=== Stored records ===
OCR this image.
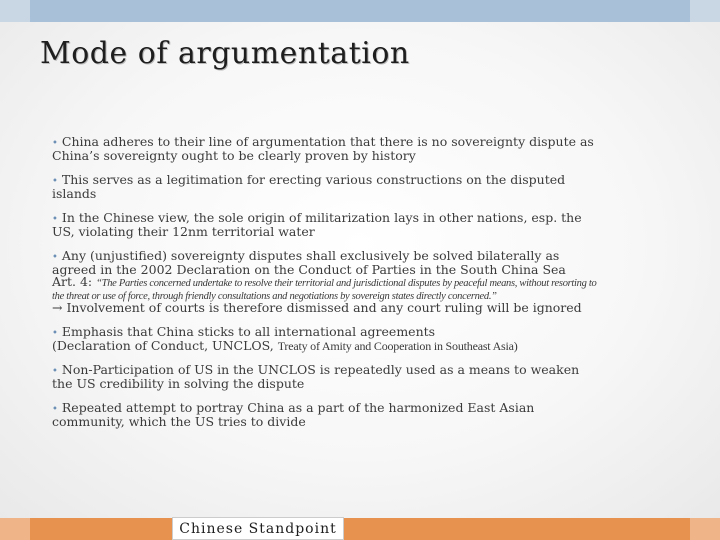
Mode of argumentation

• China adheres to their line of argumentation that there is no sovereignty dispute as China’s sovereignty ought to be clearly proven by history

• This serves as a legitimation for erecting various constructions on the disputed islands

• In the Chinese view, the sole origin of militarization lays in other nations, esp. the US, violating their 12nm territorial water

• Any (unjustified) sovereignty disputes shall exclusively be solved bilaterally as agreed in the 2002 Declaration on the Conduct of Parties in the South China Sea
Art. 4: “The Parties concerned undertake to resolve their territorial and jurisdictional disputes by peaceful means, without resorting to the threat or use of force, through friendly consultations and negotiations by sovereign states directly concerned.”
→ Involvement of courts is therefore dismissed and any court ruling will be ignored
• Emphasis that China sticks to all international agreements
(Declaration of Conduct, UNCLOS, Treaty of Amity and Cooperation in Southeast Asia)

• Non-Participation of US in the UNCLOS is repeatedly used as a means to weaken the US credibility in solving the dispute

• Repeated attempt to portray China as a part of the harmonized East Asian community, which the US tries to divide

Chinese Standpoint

=== Your task ===
The pictures should not appear in the copy; every other part of the records above must be returned exactly.

=== Written reply ===
OCR this image.
Mode of argumentation

• China adheres to their line of argumentation that there is no sovereignty dispute as China’s sovereignty ought to be clearly proven by history

• This serves as a legitimation for erecting various constructions on the disputed islands

• In the Chinese view, the sole origin of militarization lays in other nations, esp. the US, violating their 12nm territorial water

• Any (unjustified) sovereignty disputes shall exclusively be solved bilaterally as agreed in the 2002 Declaration on the Conduct of Parties in the South China Sea
Art. 4: “The Parties concerned undertake to resolve their territorial and jurisdictional disputes by peaceful means, without resorting to the threat or use of force, through friendly consultations and negotiations by sovereign states directly concerned.”
→ Involvement of courts is therefore dismissed and any court ruling will be ignored
• Emphasis that China sticks to all international agreements
(Declaration of Conduct, UNCLOS, Treaty of Amity and Cooperation in Southeast Asia)

• Non-Participation of US in the UNCLOS is repeatedly used as a means to weaken the US credibility in solving the dispute

• Repeated attempt to portray China as a part of the harmonized East Asian community, which the US tries to divide

Chinese Standpoint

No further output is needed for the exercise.